Input rows:

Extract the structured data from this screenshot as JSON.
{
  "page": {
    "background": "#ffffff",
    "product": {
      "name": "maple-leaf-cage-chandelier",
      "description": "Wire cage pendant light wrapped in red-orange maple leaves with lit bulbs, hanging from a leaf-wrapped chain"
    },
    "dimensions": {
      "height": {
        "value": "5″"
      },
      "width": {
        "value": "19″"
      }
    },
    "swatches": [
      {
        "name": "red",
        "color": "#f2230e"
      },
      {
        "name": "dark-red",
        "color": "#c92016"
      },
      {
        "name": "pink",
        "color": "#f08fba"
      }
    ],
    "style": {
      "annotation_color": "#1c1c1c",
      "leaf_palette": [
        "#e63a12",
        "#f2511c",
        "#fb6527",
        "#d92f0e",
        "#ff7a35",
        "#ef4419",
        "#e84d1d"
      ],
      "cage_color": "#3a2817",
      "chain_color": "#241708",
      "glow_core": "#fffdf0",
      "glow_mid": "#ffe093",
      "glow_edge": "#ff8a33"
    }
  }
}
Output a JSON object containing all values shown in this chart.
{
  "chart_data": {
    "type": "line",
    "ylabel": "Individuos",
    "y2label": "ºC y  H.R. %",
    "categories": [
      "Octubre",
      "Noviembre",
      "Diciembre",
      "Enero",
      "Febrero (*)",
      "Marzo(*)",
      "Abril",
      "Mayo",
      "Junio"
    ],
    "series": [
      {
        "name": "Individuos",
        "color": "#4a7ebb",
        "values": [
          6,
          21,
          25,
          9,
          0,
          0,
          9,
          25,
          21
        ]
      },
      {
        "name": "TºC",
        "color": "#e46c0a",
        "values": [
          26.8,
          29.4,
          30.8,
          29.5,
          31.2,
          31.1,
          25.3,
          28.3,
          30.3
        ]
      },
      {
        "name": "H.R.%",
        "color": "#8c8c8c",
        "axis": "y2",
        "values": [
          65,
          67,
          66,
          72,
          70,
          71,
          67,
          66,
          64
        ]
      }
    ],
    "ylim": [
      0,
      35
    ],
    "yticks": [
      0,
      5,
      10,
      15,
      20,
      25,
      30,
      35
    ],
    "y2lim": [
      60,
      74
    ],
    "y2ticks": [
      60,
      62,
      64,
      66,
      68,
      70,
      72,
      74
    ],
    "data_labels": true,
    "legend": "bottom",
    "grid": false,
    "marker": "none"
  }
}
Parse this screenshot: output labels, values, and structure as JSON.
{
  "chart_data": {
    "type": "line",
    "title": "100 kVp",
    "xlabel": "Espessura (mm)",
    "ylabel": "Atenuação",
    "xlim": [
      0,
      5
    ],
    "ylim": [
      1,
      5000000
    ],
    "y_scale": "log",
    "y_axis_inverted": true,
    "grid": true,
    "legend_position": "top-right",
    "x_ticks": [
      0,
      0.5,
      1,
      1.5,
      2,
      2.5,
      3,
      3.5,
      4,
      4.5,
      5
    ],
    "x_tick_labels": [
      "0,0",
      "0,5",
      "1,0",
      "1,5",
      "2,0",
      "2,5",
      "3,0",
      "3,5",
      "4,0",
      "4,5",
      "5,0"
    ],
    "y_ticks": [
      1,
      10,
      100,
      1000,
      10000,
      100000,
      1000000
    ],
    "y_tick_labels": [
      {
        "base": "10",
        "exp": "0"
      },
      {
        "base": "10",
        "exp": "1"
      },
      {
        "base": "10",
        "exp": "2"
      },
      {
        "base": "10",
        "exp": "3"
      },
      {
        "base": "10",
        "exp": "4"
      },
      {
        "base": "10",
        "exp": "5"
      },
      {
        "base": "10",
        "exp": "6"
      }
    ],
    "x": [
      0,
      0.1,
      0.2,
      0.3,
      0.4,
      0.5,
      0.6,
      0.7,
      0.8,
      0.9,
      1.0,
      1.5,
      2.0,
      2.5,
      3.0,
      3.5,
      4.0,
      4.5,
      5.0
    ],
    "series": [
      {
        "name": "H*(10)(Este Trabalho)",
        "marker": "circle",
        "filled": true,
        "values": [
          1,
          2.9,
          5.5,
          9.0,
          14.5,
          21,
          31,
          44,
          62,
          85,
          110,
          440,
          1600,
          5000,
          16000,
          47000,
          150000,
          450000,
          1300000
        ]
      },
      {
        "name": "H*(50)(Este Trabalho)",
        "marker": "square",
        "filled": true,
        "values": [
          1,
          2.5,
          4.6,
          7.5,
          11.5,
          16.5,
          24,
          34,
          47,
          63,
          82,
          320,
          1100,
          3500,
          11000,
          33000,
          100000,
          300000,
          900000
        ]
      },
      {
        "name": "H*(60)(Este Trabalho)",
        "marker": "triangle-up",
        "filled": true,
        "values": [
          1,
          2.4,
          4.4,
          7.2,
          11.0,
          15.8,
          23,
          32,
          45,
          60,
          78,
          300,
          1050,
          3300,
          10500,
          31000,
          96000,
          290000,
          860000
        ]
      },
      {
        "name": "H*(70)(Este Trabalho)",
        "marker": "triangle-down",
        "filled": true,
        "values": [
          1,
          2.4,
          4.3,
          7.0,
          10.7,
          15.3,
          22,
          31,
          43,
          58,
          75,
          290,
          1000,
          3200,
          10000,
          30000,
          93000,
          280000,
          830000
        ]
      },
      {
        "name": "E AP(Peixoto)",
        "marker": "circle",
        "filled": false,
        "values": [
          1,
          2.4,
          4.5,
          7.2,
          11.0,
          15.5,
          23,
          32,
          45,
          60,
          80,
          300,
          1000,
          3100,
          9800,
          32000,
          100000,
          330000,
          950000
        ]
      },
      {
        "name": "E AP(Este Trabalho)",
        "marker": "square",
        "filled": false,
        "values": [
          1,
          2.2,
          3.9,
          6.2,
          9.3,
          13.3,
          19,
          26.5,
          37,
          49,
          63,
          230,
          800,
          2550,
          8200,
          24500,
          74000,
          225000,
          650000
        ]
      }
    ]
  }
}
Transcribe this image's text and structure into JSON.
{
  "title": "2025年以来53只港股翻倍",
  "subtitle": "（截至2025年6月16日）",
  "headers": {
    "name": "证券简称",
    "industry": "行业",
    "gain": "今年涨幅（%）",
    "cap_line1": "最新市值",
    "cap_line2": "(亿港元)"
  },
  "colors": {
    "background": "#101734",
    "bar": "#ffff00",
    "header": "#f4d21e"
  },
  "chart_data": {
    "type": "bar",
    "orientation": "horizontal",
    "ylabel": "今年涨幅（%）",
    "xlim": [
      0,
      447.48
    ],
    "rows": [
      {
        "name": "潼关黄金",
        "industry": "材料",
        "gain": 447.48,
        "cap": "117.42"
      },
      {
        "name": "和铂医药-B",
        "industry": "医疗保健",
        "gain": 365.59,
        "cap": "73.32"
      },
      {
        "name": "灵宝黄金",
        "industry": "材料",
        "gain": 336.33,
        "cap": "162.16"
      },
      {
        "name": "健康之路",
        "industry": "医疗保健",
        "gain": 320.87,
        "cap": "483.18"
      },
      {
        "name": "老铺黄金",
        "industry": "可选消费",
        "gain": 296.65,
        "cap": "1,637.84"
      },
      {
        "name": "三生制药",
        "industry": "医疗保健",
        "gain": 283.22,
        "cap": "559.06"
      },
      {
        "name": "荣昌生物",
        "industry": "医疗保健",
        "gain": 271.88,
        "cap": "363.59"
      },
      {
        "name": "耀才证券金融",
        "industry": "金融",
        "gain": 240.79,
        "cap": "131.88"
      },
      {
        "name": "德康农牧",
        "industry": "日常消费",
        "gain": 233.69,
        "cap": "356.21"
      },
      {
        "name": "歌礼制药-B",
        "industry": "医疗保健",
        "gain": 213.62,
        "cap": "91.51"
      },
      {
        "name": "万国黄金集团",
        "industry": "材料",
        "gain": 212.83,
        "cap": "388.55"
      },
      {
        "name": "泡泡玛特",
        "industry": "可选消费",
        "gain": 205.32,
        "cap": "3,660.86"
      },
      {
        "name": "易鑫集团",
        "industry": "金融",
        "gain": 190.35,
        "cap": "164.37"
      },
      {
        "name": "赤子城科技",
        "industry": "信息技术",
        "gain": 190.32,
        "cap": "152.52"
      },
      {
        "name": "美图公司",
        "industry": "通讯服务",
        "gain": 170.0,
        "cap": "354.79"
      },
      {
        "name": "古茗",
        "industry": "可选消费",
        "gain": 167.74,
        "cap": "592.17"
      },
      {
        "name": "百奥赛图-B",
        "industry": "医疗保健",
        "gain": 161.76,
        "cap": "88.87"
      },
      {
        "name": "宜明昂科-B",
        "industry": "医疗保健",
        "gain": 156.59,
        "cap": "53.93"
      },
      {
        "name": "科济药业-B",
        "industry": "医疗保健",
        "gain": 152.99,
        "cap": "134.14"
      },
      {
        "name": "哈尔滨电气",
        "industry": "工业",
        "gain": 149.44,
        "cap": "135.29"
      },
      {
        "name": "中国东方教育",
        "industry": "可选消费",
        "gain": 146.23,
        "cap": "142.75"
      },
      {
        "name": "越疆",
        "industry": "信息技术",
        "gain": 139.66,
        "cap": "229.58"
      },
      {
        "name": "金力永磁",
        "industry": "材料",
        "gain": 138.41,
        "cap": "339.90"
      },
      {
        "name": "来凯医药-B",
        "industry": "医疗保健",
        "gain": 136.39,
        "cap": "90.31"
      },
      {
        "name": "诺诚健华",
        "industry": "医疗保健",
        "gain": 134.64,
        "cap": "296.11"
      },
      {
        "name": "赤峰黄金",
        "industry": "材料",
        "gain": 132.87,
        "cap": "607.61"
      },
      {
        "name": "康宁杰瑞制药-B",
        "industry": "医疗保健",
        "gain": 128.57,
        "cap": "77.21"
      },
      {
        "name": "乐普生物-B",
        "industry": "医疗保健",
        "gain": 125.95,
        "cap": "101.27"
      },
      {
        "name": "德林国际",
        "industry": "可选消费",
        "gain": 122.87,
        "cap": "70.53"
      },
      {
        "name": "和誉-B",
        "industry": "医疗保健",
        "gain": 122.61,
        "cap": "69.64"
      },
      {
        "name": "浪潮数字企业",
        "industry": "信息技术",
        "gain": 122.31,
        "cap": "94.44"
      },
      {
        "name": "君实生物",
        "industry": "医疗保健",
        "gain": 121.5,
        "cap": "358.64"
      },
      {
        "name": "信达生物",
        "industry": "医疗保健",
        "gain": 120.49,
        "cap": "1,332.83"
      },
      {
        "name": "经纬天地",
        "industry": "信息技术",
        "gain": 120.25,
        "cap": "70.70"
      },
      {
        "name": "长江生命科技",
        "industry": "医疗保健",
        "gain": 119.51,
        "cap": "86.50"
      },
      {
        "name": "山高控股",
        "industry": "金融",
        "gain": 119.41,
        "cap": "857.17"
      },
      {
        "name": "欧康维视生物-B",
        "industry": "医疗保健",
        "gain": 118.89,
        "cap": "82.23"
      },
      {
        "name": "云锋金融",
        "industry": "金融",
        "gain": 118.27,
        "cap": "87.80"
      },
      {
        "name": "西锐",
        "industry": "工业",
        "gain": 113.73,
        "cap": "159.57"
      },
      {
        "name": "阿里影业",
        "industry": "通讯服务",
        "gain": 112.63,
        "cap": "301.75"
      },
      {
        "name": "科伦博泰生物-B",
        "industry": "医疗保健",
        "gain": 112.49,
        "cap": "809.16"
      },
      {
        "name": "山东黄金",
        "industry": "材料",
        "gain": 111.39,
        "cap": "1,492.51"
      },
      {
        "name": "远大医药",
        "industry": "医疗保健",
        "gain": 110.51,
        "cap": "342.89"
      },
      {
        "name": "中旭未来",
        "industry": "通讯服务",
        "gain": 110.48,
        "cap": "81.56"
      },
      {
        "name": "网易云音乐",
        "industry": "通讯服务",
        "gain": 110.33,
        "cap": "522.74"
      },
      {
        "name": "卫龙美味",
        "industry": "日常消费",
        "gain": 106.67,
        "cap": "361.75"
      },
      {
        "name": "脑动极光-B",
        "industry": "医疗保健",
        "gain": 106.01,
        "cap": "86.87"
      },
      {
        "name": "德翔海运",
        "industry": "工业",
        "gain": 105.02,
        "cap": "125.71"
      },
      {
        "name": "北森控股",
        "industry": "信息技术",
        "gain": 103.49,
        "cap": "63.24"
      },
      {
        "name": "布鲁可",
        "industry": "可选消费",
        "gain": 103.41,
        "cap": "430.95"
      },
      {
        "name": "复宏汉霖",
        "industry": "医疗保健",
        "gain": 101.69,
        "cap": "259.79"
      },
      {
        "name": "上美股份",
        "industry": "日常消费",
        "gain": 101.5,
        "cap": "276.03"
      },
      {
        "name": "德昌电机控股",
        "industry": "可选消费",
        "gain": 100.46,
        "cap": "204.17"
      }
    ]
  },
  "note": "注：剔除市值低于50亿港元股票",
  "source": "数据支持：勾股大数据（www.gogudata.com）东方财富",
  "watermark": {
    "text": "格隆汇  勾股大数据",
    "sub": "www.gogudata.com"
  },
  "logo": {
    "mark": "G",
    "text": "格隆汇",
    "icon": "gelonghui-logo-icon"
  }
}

Exercise aim: Copy all lines from the entries that contain the word "this".

Problem solution:
Extract the structured data from this screenshot as JSON.
Output a JSON object containing all values shown in this chart.
Parse this screenshot: output labels, values, and structure as JSON.
Transcribe this image's text and structure into JSON.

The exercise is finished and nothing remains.